▶ [EXERCISE PROMPT] Search the data below for "能指出扇形的各部分名称"; list each line that holds it.
════════
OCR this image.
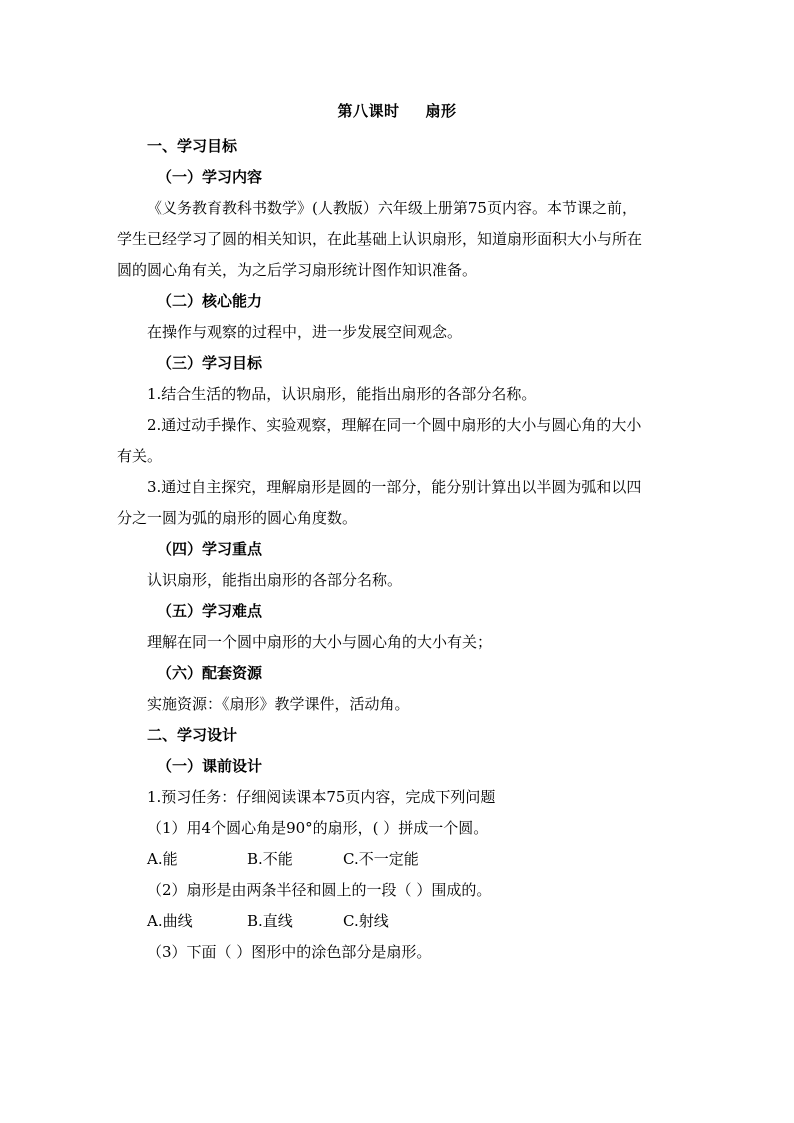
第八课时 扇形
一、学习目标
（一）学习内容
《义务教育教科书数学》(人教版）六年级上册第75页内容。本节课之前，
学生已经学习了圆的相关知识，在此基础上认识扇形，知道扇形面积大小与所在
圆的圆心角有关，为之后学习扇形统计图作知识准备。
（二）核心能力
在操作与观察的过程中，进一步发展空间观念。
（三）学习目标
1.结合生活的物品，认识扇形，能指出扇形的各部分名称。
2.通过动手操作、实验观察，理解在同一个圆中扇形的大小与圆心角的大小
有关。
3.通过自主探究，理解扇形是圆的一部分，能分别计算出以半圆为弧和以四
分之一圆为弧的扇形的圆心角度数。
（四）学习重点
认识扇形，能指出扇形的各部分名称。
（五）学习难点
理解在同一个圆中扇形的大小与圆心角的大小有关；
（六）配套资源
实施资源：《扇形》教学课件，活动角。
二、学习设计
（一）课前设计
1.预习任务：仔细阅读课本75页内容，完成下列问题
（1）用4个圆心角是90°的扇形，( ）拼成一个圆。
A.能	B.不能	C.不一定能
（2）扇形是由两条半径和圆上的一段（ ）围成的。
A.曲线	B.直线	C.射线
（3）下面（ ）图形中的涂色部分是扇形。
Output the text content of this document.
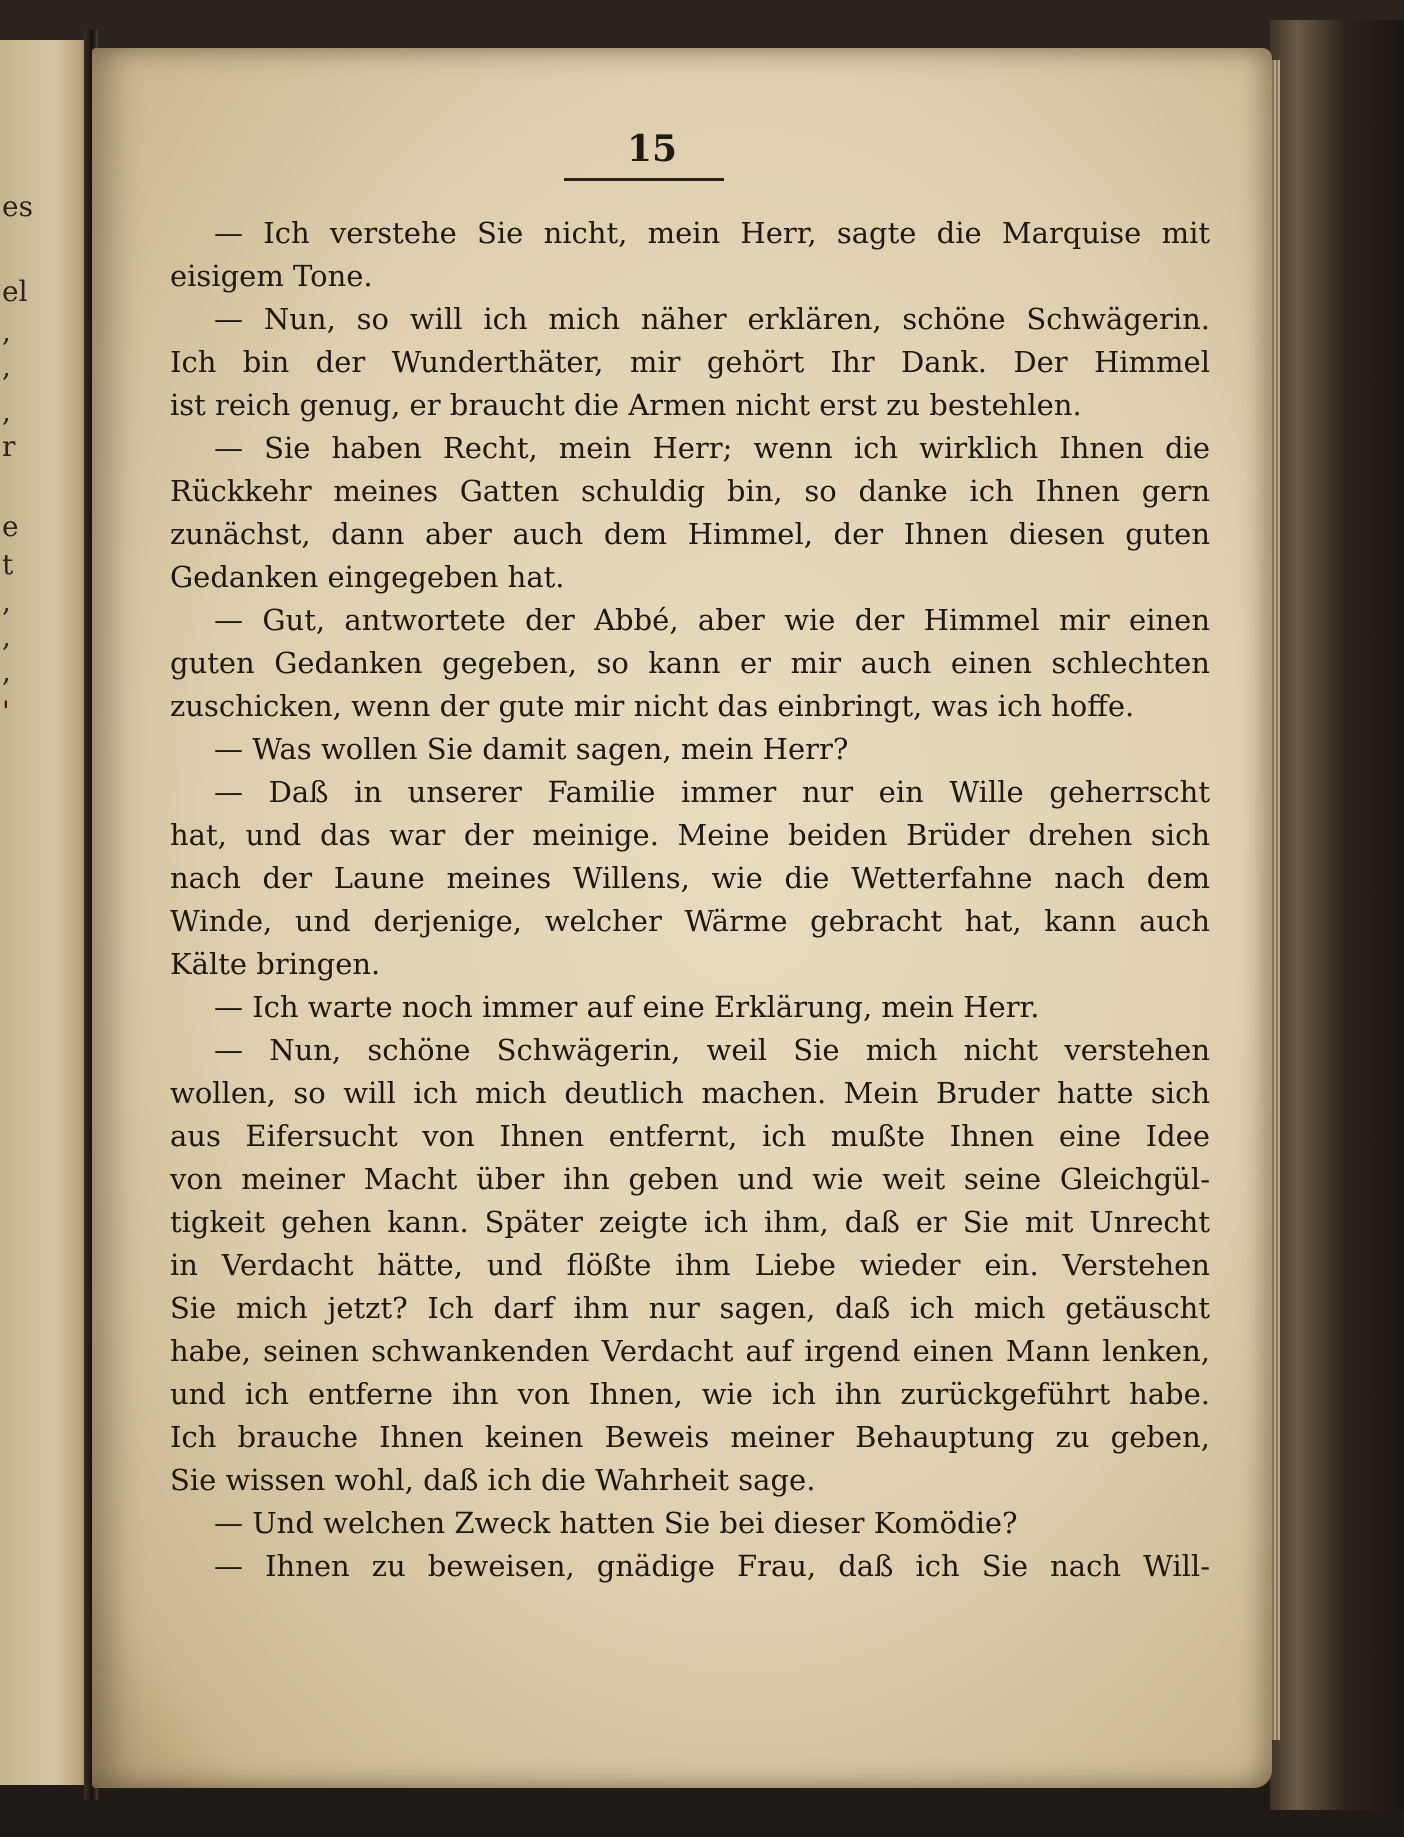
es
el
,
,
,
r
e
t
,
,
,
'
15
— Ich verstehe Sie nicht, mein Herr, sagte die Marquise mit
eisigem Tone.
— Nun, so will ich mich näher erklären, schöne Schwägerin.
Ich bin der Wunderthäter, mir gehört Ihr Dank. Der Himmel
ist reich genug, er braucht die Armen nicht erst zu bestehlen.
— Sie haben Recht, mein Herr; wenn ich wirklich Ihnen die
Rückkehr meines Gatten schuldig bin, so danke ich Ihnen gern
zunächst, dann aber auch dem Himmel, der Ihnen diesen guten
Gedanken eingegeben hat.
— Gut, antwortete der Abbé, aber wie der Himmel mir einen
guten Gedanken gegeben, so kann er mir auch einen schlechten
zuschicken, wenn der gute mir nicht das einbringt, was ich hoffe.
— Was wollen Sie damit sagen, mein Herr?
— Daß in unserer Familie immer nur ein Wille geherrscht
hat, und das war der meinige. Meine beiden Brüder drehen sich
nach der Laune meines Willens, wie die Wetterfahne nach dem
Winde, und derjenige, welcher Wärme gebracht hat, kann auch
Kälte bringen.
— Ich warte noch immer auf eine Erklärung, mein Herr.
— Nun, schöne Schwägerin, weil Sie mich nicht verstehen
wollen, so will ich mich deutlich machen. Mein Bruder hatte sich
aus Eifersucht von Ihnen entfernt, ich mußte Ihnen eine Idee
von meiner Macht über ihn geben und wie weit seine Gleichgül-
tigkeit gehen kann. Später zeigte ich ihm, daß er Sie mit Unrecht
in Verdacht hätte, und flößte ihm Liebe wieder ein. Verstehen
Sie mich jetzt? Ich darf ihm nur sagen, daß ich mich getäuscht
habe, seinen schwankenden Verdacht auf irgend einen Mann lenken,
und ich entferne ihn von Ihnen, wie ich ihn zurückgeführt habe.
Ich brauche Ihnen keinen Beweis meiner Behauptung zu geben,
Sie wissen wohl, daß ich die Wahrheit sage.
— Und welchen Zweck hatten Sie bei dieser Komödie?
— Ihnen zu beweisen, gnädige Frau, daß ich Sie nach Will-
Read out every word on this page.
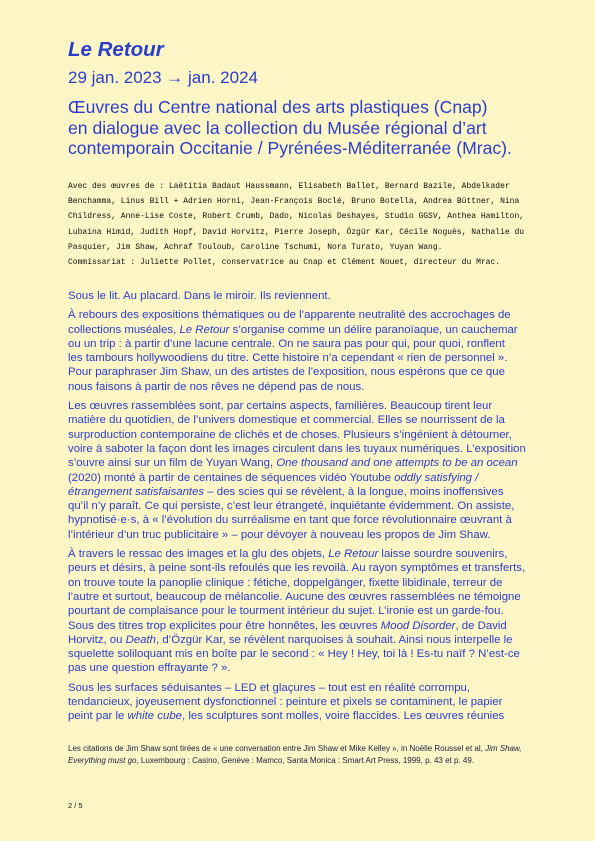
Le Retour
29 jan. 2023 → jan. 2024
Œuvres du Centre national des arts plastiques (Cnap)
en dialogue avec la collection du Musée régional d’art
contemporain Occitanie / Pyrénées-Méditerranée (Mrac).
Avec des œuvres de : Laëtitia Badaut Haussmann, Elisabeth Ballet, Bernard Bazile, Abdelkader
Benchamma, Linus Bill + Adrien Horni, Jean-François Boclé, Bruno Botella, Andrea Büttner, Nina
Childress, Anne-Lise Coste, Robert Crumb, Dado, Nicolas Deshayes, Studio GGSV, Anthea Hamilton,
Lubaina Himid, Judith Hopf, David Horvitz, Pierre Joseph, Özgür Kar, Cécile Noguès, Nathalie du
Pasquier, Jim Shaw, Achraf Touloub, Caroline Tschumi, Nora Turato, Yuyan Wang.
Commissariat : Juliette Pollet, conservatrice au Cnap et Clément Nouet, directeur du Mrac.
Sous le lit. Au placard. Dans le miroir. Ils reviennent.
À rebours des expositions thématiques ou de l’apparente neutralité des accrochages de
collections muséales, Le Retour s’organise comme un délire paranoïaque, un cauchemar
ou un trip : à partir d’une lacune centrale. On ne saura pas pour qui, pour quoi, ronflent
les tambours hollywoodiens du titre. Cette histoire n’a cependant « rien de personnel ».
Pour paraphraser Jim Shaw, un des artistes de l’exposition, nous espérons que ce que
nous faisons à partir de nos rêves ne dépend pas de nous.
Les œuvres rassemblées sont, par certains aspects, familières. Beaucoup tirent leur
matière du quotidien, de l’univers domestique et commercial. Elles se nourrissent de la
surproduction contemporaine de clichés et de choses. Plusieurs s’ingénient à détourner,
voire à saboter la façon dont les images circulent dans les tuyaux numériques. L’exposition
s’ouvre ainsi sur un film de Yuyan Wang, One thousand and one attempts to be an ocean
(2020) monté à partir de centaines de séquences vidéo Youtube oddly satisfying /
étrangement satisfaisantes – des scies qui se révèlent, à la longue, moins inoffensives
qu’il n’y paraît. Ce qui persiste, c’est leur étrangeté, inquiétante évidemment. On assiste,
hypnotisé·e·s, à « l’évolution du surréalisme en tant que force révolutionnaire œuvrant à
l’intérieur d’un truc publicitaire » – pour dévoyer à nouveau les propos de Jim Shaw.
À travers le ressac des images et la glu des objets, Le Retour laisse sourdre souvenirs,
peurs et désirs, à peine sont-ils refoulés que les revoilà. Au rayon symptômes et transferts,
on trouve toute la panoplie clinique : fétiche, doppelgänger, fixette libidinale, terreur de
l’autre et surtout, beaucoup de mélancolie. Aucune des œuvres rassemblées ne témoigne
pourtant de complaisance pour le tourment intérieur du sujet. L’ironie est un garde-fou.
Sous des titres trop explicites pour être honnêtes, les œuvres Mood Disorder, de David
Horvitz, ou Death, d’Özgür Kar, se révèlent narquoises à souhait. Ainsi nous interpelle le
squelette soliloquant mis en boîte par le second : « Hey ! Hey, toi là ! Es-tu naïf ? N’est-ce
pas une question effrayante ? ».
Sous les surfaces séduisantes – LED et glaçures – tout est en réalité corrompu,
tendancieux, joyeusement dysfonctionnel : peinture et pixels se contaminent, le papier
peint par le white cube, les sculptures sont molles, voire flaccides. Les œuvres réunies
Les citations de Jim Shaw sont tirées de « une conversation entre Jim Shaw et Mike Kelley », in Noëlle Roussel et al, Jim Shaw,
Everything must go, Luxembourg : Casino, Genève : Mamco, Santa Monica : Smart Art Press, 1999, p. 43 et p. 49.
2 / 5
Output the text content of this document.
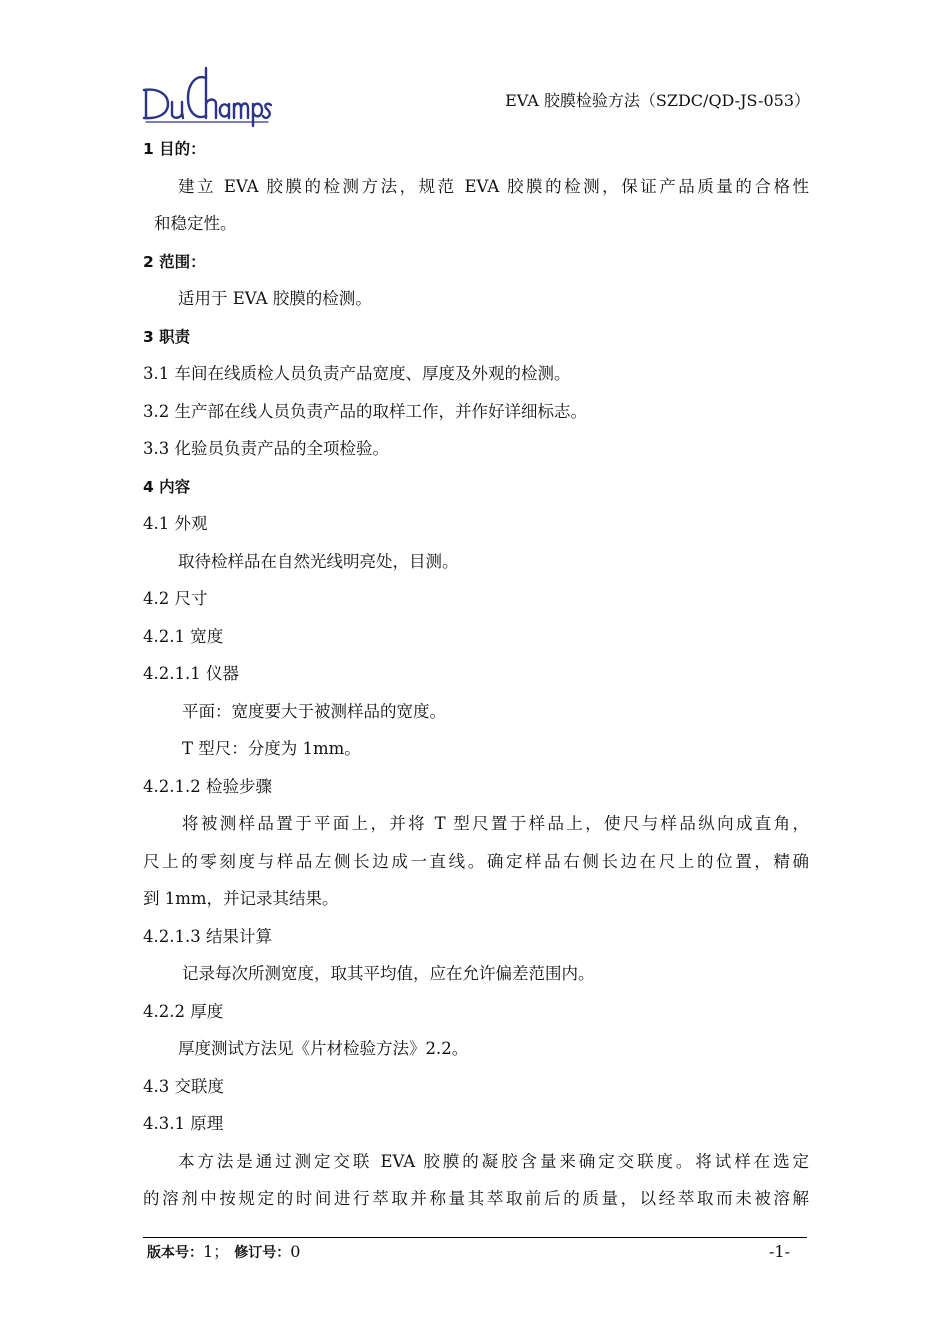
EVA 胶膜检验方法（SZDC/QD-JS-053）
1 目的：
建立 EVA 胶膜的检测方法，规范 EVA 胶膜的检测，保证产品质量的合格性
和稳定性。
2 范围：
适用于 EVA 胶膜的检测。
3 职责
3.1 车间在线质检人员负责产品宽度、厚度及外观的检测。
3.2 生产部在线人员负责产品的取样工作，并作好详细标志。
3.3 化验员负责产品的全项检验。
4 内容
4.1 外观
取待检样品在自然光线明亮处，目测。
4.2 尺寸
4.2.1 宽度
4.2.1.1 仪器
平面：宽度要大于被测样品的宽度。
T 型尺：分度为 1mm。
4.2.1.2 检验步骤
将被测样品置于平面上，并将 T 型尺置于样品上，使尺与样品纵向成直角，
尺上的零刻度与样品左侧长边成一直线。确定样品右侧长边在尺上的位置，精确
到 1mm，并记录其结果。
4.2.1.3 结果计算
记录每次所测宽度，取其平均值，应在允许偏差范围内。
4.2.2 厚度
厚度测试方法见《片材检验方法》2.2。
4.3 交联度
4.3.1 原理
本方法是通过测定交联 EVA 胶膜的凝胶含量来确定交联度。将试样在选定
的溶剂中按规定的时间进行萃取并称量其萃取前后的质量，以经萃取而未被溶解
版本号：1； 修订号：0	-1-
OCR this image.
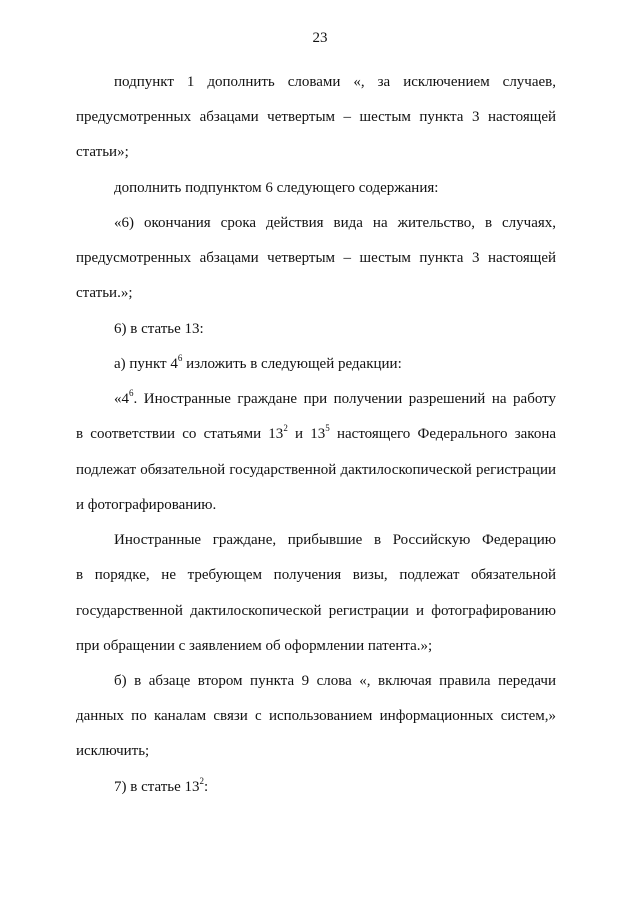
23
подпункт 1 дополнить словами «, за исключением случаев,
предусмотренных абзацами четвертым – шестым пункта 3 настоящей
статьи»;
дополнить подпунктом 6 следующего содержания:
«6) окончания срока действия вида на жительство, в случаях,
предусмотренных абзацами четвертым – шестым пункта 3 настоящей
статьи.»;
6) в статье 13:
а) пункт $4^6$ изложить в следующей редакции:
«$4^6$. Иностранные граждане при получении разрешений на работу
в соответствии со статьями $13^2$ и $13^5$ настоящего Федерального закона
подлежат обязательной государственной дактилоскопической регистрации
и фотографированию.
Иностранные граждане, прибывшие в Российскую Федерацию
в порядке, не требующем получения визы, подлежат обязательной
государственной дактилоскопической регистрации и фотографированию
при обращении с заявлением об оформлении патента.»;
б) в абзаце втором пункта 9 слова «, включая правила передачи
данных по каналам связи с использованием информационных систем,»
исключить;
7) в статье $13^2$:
════════
▶ [TASK OUTPUT]
1.结合生活的物品，认识扇形，能指出扇形的各部分名称。
认识扇形，能指出扇形的各部分名称。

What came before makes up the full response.